* [Work required]:
Lines containing the string "altura" are to be counted; report only how many there are.

— begin Extracted data —

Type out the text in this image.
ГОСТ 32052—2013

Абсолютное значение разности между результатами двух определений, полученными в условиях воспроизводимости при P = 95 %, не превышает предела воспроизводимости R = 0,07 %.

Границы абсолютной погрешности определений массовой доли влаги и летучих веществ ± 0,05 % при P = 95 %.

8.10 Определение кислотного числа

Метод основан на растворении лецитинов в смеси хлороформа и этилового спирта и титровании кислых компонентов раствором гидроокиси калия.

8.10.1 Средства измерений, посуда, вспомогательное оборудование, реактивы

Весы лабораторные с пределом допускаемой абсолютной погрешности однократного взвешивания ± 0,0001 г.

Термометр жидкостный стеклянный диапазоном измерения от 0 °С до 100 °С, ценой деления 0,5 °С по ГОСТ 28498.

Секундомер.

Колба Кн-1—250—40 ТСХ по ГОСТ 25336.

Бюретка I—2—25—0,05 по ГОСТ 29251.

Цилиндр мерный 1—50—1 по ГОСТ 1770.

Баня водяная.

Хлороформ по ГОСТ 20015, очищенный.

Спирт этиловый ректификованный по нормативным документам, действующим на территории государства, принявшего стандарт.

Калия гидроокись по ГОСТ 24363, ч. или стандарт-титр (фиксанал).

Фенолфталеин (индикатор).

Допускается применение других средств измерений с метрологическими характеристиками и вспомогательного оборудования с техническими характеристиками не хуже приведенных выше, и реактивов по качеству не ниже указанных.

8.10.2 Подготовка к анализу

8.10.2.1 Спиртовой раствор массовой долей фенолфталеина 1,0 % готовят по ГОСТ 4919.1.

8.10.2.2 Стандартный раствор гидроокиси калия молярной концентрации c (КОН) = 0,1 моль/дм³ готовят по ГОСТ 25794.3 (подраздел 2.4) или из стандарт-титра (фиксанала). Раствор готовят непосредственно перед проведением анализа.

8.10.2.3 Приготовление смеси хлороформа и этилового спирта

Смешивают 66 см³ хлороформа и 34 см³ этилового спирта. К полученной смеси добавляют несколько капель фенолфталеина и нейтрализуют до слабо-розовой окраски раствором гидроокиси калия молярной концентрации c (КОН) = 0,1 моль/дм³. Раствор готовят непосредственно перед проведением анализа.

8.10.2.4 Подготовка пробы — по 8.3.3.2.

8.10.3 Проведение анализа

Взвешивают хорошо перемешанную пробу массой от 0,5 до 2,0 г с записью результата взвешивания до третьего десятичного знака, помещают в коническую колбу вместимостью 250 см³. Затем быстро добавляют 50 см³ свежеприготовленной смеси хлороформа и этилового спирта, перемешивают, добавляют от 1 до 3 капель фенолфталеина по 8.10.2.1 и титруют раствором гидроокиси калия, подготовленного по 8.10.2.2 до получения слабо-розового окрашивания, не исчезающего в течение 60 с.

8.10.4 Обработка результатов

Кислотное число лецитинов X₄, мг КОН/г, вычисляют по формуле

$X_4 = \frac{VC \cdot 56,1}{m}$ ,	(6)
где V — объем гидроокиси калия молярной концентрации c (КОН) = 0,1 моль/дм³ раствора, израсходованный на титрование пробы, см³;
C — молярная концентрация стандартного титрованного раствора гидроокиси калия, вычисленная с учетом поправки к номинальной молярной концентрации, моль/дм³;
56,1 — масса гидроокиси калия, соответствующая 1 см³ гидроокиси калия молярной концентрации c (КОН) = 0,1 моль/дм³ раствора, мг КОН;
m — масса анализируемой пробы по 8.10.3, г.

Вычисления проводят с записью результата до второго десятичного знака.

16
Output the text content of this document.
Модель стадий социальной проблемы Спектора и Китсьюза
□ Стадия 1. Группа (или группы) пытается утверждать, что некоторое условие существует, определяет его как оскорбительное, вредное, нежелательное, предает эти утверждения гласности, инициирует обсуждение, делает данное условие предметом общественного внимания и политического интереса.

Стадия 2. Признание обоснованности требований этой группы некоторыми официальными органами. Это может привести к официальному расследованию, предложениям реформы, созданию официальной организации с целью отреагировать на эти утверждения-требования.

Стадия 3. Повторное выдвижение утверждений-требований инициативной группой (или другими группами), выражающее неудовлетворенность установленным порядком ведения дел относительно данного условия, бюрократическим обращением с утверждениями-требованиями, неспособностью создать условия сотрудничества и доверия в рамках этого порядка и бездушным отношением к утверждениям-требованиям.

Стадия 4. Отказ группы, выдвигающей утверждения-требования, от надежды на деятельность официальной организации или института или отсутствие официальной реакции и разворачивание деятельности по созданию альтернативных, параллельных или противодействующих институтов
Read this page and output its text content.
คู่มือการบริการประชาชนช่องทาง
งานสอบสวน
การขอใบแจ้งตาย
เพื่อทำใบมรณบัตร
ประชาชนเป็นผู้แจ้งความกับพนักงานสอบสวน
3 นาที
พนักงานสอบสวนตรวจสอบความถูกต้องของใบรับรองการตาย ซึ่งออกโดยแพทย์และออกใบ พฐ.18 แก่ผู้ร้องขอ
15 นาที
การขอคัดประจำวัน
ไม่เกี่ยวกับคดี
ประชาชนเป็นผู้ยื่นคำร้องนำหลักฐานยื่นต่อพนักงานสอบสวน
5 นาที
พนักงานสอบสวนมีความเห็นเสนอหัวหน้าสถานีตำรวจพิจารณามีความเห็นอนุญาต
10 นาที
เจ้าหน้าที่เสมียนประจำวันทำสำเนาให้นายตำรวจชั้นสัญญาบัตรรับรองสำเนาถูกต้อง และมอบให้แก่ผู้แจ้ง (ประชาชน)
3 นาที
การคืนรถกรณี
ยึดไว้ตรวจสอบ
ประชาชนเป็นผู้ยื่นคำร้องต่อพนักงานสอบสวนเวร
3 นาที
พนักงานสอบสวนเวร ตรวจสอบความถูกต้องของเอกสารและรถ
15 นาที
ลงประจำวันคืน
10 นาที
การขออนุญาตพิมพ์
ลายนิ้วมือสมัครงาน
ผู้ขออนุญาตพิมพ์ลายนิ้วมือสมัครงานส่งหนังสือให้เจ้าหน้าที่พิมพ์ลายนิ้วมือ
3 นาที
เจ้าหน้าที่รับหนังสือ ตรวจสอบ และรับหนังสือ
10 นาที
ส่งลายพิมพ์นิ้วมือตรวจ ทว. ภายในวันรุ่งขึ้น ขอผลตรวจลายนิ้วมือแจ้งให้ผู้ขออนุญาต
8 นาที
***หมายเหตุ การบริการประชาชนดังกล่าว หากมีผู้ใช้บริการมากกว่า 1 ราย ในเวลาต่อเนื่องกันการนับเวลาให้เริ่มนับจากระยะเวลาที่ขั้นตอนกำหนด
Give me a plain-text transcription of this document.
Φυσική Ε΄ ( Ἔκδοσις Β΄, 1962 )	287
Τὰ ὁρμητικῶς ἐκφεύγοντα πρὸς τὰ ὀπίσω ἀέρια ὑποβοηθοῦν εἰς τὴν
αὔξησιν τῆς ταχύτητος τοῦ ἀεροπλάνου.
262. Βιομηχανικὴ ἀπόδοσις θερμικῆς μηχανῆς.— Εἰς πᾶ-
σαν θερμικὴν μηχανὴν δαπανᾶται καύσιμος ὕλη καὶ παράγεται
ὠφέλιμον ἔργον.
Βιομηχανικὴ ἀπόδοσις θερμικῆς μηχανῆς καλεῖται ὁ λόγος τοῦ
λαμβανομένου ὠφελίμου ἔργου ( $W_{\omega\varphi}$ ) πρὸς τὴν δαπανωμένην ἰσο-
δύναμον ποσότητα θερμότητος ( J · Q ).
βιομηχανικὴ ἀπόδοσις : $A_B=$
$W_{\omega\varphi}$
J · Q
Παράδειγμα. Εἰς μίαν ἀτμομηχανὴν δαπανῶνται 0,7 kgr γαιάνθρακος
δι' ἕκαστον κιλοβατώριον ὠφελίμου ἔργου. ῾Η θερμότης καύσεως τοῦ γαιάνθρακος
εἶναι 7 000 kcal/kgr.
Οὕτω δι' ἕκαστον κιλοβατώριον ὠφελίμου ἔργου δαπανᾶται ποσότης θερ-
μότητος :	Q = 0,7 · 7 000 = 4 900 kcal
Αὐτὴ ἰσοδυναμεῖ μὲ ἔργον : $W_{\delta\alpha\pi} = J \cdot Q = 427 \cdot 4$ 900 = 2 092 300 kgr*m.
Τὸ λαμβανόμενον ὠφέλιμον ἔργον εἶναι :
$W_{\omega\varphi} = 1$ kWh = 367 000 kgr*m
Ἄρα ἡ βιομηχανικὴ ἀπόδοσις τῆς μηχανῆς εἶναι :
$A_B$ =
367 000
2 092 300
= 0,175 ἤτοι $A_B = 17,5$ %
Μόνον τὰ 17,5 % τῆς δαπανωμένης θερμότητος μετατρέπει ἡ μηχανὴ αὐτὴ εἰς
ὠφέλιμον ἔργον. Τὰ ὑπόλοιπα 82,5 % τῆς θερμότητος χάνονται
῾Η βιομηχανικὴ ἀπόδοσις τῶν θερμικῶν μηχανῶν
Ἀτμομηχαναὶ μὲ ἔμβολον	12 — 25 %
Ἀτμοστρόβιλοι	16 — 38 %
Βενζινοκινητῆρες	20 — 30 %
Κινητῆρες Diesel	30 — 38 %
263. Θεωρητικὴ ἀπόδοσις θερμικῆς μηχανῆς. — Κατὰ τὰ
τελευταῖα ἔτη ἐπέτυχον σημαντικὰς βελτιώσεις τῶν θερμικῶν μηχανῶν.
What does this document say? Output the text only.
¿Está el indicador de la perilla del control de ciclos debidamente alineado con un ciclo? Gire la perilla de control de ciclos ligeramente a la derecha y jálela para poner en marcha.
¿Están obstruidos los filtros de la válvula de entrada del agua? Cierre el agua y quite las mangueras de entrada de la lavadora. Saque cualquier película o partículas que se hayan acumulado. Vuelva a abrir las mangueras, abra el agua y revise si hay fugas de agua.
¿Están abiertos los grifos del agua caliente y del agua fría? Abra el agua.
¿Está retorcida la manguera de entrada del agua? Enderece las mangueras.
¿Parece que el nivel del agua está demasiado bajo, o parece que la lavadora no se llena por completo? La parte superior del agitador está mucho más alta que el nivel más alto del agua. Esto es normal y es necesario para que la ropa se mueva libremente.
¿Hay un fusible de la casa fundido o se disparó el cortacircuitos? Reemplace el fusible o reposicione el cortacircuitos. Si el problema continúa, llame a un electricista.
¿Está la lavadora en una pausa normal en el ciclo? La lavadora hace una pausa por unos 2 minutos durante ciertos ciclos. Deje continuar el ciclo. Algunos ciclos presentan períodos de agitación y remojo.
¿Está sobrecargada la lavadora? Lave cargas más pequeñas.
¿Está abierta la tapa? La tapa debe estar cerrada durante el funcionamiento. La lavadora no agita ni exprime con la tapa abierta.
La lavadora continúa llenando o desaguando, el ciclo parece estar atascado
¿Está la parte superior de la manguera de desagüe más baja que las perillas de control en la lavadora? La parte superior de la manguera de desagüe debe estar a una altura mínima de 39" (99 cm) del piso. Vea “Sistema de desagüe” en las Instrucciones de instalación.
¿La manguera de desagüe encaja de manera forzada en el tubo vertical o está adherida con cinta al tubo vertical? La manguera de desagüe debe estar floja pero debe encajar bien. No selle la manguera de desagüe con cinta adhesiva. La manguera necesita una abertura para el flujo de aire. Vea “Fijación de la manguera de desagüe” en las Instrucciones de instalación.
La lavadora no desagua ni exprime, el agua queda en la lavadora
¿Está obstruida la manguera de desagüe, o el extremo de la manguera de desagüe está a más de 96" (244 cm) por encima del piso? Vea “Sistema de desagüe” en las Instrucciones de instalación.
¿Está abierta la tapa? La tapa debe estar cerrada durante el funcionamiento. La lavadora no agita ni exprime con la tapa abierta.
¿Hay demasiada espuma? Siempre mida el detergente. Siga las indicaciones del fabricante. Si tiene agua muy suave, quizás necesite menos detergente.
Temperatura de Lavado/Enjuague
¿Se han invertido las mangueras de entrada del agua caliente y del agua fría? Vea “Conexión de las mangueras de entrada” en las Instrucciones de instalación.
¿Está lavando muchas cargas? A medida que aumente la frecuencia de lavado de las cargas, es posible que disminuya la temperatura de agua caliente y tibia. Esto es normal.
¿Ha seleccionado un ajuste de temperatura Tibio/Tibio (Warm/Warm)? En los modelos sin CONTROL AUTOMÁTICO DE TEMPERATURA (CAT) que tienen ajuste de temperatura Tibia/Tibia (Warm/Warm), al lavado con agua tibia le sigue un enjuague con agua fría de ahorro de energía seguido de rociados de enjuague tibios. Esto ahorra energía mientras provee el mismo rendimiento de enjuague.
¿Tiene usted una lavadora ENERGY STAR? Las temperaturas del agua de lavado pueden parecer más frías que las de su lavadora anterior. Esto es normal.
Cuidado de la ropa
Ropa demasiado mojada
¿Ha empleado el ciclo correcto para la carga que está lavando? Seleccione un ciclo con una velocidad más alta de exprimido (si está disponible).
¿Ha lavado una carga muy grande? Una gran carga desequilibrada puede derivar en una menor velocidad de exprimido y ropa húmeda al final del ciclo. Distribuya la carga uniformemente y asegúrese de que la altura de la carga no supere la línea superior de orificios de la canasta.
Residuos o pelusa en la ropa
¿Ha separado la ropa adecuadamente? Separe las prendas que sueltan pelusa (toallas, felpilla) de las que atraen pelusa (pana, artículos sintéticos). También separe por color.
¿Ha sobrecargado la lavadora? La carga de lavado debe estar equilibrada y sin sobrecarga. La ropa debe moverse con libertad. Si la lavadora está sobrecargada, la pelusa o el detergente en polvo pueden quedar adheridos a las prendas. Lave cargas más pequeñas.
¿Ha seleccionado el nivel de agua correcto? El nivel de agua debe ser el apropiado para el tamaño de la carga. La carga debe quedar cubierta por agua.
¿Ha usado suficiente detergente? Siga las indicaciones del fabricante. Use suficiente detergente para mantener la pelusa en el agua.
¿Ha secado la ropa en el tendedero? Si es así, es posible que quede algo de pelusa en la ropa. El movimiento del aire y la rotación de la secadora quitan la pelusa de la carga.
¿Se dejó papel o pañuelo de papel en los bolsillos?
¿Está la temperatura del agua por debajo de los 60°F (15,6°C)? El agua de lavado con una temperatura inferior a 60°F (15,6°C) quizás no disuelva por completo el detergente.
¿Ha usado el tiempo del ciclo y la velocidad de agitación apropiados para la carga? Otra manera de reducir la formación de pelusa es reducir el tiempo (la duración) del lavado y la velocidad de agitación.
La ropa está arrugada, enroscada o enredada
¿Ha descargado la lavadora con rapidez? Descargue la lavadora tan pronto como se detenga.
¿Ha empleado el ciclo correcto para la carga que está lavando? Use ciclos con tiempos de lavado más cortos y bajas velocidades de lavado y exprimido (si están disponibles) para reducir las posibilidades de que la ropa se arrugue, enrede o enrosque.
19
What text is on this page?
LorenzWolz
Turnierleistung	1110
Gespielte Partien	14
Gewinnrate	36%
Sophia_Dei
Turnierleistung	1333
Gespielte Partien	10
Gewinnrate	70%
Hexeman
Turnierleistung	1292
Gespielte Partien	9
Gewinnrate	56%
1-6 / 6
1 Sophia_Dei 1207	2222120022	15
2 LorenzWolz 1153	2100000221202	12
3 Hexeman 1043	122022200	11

— end Extracted data —

* [Task result]:
2